Reproduce all of the material exactly as shown.

>> Begin Records provided

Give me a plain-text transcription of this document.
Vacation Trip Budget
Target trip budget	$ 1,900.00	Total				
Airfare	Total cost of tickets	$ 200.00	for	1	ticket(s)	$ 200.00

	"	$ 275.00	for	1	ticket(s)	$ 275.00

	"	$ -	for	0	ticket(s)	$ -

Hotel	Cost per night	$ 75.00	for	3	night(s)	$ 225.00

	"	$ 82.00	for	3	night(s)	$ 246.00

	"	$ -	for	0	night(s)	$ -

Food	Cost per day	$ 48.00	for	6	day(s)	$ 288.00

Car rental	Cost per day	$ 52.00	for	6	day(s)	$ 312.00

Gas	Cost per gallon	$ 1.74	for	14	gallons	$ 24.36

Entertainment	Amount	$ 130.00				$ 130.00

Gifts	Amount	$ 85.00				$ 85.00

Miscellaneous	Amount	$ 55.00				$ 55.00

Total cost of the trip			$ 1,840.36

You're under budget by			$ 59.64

>> End Records provided

* [Output of the task]
Give me a plain-text transcription of this document.
Vacation Trip Budget
Target trip budget	$ 1,900.00	Total				
Airfare	Total cost of tickets	$ 200.00	for	1	ticket(s)	$ 200.00

	"	$ 275.00	for	1	ticket(s)	$ 275.00

	"	$ -	for	0	ticket(s)	$ -

Hotel	Cost per night	$ 75.00	for	3	night(s)	$ 225.00

	"	$ 82.00	for	3	night(s)	$ 246.00

	"	$ -	for	0	night(s)	$ -

Food	Cost per day	$ 48.00	for	6	day(s)	$ 288.00

Car rental	Cost per day	$ 52.00	for	6	day(s)	$ 312.00

Gas	Cost per gallon	$ 1.74	for	14	gallons	$ 24.36

Entertainment	Amount	$ 130.00				$ 130.00

Gifts	Amount	$ 85.00				$ 85.00

Miscellaneous	Amount	$ 55.00				$ 55.00

Total cost of the trip			$ 1,840.36

You're under budget by			$ 59.64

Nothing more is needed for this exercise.